-- begin RECORDS SUPPLIED --
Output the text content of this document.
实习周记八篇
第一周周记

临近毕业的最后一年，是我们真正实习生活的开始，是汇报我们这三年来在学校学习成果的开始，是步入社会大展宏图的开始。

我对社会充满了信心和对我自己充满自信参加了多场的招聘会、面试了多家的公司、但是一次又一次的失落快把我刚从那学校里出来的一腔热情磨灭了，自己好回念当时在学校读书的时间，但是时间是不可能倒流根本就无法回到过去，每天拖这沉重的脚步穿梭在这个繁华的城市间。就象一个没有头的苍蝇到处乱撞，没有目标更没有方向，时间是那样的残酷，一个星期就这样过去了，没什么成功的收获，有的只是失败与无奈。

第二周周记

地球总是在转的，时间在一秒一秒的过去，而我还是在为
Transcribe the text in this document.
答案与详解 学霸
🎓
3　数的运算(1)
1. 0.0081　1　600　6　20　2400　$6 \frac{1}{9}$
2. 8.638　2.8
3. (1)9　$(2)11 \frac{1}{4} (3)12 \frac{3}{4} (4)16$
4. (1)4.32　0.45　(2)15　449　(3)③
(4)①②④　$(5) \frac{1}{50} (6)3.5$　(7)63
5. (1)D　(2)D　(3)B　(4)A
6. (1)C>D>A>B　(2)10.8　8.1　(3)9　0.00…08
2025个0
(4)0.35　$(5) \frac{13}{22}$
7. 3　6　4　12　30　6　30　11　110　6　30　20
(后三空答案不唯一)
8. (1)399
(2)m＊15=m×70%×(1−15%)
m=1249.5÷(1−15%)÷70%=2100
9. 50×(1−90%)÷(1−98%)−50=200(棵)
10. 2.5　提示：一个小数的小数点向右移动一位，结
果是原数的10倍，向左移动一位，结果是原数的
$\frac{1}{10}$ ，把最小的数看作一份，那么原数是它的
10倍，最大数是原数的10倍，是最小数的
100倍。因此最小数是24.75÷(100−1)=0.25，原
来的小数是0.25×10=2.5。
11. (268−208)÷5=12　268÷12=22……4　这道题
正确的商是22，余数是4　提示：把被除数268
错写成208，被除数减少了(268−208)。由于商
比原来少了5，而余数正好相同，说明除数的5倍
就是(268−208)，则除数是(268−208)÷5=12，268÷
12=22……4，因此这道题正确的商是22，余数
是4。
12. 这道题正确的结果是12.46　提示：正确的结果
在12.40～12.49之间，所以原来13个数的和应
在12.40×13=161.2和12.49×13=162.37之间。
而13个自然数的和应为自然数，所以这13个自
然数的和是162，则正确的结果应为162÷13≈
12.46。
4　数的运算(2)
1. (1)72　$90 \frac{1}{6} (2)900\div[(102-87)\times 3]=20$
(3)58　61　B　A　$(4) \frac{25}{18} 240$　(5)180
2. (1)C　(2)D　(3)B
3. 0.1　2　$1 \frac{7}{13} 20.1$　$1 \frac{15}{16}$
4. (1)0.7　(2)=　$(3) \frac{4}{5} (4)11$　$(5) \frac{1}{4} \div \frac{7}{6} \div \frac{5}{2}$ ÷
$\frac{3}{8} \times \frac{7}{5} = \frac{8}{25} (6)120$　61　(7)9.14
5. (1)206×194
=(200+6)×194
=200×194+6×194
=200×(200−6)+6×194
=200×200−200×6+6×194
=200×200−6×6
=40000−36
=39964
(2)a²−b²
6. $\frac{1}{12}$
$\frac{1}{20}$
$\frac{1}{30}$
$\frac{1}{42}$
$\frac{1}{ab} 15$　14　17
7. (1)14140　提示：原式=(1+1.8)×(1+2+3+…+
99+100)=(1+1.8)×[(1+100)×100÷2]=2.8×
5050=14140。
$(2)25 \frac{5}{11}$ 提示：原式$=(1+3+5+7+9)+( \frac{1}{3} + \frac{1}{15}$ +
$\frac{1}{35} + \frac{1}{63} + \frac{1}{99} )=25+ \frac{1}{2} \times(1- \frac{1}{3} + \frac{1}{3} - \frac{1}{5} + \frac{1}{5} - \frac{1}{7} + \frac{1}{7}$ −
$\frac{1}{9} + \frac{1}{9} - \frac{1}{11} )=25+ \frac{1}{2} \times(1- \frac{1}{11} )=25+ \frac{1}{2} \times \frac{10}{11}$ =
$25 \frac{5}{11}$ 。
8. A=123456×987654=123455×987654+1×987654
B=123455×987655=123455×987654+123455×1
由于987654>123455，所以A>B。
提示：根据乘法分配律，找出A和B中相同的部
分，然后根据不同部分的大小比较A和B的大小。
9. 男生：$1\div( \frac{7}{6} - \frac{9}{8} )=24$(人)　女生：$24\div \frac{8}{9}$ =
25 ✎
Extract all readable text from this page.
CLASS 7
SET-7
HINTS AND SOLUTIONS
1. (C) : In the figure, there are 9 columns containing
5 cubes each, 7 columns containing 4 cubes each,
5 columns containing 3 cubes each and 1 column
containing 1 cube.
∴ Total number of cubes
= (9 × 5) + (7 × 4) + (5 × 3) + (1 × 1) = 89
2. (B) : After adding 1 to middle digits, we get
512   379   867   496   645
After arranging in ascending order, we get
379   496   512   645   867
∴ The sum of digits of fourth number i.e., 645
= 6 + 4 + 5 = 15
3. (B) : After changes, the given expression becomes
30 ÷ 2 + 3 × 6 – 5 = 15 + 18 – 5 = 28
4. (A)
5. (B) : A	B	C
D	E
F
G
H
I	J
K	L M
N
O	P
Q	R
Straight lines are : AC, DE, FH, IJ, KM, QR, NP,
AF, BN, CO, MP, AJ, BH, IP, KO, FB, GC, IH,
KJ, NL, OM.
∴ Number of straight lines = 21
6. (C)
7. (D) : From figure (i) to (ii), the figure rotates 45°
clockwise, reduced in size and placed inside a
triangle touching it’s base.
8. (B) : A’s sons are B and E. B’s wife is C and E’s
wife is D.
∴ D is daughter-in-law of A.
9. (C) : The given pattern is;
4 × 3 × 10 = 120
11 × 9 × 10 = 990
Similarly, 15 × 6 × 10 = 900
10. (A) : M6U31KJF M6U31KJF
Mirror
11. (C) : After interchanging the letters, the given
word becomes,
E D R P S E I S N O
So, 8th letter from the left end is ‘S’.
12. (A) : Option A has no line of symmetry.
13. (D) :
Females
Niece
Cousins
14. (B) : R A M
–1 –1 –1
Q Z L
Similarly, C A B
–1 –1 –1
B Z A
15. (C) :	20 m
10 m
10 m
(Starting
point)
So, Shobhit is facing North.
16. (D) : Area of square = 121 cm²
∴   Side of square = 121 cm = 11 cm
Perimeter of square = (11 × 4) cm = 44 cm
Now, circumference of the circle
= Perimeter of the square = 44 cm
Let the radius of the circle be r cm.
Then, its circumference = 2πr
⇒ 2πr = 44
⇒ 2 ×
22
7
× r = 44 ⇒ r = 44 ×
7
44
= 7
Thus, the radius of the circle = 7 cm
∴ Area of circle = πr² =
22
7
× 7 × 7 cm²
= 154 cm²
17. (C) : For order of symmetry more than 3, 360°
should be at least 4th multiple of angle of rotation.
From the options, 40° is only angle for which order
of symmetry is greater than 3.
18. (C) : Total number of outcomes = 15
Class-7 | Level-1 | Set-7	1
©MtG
-- end RECORDS SUPPLIED --
Copy each line of the data that contains the word "wife".

## ANSWER TO THE PROBLEM
8. (B) : A’s sons are B and E. B’s wife is C and E’s
wife is D.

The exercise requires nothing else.